> _AIM_
Go through the listing and copy every line word for word.
----
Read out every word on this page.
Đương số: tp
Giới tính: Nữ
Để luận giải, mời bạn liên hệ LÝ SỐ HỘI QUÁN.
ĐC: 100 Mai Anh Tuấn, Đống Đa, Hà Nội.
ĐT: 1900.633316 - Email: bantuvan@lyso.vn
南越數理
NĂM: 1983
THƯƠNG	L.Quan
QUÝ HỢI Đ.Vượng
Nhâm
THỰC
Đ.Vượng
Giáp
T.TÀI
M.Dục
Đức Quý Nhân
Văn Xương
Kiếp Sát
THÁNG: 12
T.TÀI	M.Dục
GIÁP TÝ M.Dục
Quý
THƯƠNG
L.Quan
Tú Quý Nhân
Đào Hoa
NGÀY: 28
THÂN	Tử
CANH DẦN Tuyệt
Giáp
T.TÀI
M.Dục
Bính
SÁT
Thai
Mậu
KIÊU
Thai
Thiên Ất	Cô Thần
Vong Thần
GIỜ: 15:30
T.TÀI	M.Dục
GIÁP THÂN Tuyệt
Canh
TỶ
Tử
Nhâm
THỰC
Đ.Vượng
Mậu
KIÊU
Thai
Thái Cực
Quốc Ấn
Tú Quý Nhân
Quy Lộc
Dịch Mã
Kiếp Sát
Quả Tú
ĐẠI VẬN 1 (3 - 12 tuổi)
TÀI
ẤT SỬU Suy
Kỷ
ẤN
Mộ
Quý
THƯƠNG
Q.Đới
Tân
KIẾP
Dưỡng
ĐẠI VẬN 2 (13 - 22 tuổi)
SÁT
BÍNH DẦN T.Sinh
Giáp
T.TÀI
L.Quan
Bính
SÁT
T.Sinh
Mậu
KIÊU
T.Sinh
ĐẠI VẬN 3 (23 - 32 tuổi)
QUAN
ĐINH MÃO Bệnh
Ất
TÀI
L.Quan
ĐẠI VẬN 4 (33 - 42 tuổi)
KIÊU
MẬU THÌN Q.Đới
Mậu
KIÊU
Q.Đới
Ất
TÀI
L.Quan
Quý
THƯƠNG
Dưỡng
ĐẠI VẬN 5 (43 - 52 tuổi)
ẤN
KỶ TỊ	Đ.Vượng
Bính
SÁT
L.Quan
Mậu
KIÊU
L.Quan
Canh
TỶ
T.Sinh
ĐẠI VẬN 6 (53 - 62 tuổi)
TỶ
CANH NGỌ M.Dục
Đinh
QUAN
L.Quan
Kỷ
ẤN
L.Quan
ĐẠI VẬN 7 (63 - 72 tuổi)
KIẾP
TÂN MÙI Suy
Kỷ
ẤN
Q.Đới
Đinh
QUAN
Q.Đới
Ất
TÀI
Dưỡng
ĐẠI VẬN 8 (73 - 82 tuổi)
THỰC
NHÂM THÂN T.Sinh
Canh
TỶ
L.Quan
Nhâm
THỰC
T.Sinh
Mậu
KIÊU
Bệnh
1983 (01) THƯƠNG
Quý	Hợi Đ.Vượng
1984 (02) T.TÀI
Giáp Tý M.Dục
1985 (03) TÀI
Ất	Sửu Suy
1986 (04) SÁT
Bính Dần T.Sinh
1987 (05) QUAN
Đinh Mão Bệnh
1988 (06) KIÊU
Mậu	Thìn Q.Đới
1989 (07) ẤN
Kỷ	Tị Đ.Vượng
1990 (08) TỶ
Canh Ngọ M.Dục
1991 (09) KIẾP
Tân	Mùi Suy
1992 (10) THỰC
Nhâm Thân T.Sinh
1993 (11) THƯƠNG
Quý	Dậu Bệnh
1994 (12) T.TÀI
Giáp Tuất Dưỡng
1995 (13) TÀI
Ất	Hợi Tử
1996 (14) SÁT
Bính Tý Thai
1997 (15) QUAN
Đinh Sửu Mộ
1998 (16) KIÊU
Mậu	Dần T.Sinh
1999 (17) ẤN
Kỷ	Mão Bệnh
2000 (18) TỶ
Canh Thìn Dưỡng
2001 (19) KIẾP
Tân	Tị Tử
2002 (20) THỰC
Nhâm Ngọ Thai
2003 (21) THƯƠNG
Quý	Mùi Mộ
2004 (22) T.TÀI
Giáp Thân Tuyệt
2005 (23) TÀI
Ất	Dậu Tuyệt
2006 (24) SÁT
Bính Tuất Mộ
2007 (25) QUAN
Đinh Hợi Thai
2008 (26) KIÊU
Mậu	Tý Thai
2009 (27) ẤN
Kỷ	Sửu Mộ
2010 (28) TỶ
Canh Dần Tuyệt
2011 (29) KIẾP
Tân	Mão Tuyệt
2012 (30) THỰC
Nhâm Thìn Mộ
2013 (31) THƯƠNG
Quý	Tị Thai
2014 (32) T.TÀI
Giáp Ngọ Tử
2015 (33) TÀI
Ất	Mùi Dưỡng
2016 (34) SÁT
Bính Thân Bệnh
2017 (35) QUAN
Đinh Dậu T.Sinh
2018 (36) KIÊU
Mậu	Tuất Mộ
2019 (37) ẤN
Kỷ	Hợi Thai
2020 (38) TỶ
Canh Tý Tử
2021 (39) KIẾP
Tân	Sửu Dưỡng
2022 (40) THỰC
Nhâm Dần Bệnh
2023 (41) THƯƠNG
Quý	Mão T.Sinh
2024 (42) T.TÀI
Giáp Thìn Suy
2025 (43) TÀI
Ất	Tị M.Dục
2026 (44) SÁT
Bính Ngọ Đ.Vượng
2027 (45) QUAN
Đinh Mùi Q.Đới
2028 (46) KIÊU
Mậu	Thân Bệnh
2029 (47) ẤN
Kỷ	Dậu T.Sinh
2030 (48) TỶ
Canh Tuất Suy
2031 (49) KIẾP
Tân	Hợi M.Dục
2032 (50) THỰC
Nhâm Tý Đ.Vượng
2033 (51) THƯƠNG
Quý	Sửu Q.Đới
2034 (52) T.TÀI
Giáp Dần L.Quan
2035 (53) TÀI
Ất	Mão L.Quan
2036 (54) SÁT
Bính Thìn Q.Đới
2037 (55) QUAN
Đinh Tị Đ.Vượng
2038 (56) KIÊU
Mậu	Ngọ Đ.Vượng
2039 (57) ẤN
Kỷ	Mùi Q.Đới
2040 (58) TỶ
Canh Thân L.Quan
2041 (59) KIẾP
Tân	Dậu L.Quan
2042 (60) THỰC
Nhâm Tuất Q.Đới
----
> _EXERCISE OUTPUT_
Read out every word on this page.
Đương số: tp
Giới tính: Nữ
Để luận giải, mời bạn liên hệ LÝ SỐ HỘI QUÁN.
ĐC: 100 Mai Anh Tuấn, Đống Đa, Hà Nội.
ĐT: 1900.633316 - Email: bantuvan@lyso.vn
南越數理
NĂM: 1983
THƯƠNG	L.Quan
QUÝ HỢI Đ.Vượng
Nhâm
THỰC
Đ.Vượng
Giáp
T.TÀI
M.Dục
Đức Quý Nhân
Văn Xương
Kiếp Sát
THÁNG: 12
T.TÀI	M.Dục
GIÁP TÝ M.Dục
Quý
THƯƠNG
L.Quan
Tú Quý Nhân
Đào Hoa
NGÀY: 28
THÂN	Tử
CANH DẦN Tuyệt
Giáp
T.TÀI
M.Dục
Bính
SÁT
Thai
Mậu
KIÊU
Thai
Thiên Ất	Cô Thần
Vong Thần
GIỜ: 15:30
T.TÀI	M.Dục
GIÁP THÂN Tuyệt
Canh
TỶ
Tử
Nhâm
THỰC
Đ.Vượng
Mậu
KIÊU
Thai
Thái Cực
Quốc Ấn
Tú Quý Nhân
Quy Lộc
Dịch Mã
Kiếp Sát
Quả Tú
ĐẠI VẬN 1 (3 - 12 tuổi)
TÀI
ẤT SỬU Suy
Kỷ
ẤN
Mộ
Quý
THƯƠNG
Q.Đới
Tân
KIẾP
Dưỡng
ĐẠI VẬN 2 (13 - 22 tuổi)
SÁT
BÍNH DẦN T.Sinh
Giáp
T.TÀI
L.Quan
Bính
SÁT
T.Sinh
Mậu
KIÊU
T.Sinh
ĐẠI VẬN 3 (23 - 32 tuổi)
QUAN
ĐINH MÃO Bệnh
Ất
TÀI
L.Quan
ĐẠI VẬN 4 (33 - 42 tuổi)
KIÊU
MẬU THÌN Q.Đới
Mậu
KIÊU
Q.Đới
Ất
TÀI
L.Quan
Quý
THƯƠNG
Dưỡng
ĐẠI VẬN 5 (43 - 52 tuổi)
ẤN
KỶ TỊ	Đ.Vượng
Bính
SÁT
L.Quan
Mậu
KIÊU
L.Quan
Canh
TỶ
T.Sinh
ĐẠI VẬN 6 (53 - 62 tuổi)
TỶ
CANH NGỌ M.Dục
Đinh
QUAN
L.Quan
Kỷ
ẤN
L.Quan
ĐẠI VẬN 7 (63 - 72 tuổi)
KIẾP
TÂN MÙI Suy
Kỷ
ẤN
Q.Đới
Đinh
QUAN
Q.Đới
Ất
TÀI
Dưỡng
ĐẠI VẬN 8 (73 - 82 tuổi)
THỰC
NHÂM THÂN T.Sinh
Canh
TỶ
L.Quan
Nhâm
THỰC
T.Sinh
Mậu
KIÊU
Bệnh
1983 (01) THƯƠNG
Quý	Hợi Đ.Vượng
1984 (02) T.TÀI
Giáp Tý M.Dục
1985 (03) TÀI
Ất	Sửu Suy
1986 (04) SÁT
Bính Dần T.Sinh
1987 (05) QUAN
Đinh Mão Bệnh
1988 (06) KIÊU
Mậu	Thìn Q.Đới
1989 (07) ẤN
Kỷ	Tị Đ.Vượng
1990 (08) TỶ
Canh Ngọ M.Dục
1991 (09) KIẾP
Tân	Mùi Suy
1992 (10) THỰC
Nhâm Thân T.Sinh
1993 (11) THƯƠNG
Quý	Dậu Bệnh
1994 (12) T.TÀI
Giáp Tuất Dưỡng
1995 (13) TÀI
Ất	Hợi Tử
1996 (14) SÁT
Bính Tý Thai
1997 (15) QUAN
Đinh Sửu Mộ
1998 (16) KIÊU
Mậu	Dần T.Sinh
1999 (17) ẤN
Kỷ	Mão Bệnh
2000 (18) TỶ
Canh Thìn Dưỡng
2001 (19) KIẾP
Tân	Tị Tử
2002 (20) THỰC
Nhâm Ngọ Thai
2003 (21) THƯƠNG
Quý	Mùi Mộ
2004 (22) T.TÀI
Giáp Thân Tuyệt
2005 (23) TÀI
Ất	Dậu Tuyệt
2006 (24) SÁT
Bính Tuất Mộ
2007 (25) QUAN
Đinh Hợi Thai
2008 (26) KIÊU
Mậu	Tý Thai
2009 (27) ẤN
Kỷ	Sửu Mộ
2010 (28) TỶ
Canh Dần Tuyệt
2011 (29) KIẾP
Tân	Mão Tuyệt
2012 (30) THỰC
Nhâm Thìn Mộ
2013 (31) THƯƠNG
Quý	Tị Thai
2014 (32) T.TÀI
Giáp Ngọ Tử
2015 (33) TÀI
Ất	Mùi Dưỡng
2016 (34) SÁT
Bính Thân Bệnh
2017 (35) QUAN
Đinh Dậu T.Sinh
2018 (36) KIÊU
Mậu	Tuất Mộ
2019 (37) ẤN
Kỷ	Hợi Thai
2020 (38) TỶ
Canh Tý Tử
2021 (39) KIẾP
Tân	Sửu Dưỡng
2022 (40) THỰC
Nhâm Dần Bệnh
2023 (41) THƯƠNG
Quý	Mão T.Sinh
2024 (42) T.TÀI
Giáp Thìn Suy
2025 (43) TÀI
Ất	Tị M.Dục
2026 (44) SÁT
Bính Ngọ Đ.Vượng
2027 (45) QUAN
Đinh Mùi Q.Đới
2028 (46) KIÊU
Mậu	Thân Bệnh
2029 (47) ẤN
Kỷ	Dậu T.Sinh
2030 (48) TỶ
Canh Tuất Suy
2031 (49) KIẾP
Tân	Hợi M.Dục
2032 (50) THỰC
Nhâm Tý Đ.Vượng
2033 (51) THƯƠNG
Quý	Sửu Q.Đới
2034 (52) T.TÀI
Giáp Dần L.Quan
2035 (53) TÀI
Ất	Mão L.Quan
2036 (54) SÁT
Bính Thìn Q.Đới
2037 (55) QUAN
Đinh Tị Đ.Vượng
2038 (56) KIÊU
Mậu	Ngọ Đ.Vượng
2039 (57) ẤN
Kỷ	Mùi Q.Đới
2040 (58) TỶ
Canh Thân L.Quan
2041 (59) KIẾP
Tân	Dậu L.Quan
2042 (60) THỰC
Nhâm Tuất Q.Đới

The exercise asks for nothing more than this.